→ Aim: Pick out all lines in the listing holding the string "manutenção" and copy them.

Extracted records:
☆ ☆ ☆
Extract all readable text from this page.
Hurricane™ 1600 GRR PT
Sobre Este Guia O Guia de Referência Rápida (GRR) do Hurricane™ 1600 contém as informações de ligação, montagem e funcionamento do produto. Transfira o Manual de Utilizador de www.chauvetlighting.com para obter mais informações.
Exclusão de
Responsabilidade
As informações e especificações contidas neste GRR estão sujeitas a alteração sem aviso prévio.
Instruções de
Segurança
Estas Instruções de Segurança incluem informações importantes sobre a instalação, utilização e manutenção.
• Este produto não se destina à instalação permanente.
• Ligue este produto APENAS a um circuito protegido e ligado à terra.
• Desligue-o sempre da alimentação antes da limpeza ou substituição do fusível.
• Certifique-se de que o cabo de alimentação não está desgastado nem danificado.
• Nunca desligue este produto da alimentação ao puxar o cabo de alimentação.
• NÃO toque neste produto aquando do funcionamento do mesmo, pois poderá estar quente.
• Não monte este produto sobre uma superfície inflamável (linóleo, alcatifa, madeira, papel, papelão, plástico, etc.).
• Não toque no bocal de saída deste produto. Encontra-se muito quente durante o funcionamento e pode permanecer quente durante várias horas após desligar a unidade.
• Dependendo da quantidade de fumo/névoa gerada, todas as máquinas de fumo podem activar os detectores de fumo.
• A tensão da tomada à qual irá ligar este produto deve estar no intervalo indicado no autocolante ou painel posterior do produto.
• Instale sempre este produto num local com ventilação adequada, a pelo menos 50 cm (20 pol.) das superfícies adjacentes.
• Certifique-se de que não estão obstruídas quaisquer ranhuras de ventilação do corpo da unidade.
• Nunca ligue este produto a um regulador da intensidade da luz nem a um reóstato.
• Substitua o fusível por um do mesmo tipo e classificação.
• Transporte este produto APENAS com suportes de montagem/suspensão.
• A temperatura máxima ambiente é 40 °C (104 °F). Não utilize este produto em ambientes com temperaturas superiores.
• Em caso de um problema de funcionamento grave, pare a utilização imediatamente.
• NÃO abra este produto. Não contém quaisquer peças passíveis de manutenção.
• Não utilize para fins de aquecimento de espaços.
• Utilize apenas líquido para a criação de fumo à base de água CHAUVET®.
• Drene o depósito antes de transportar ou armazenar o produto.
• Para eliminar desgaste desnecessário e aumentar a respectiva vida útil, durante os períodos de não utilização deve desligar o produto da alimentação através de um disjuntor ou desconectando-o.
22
☆ ☆ ☆
→ Output of the exercise:
Estas Instruções de Segurança incluem informações importantes sobre a instalação, utilização e manutenção.
• NÃO abra este produto. Não contém quaisquer peças passíveis de manutenção.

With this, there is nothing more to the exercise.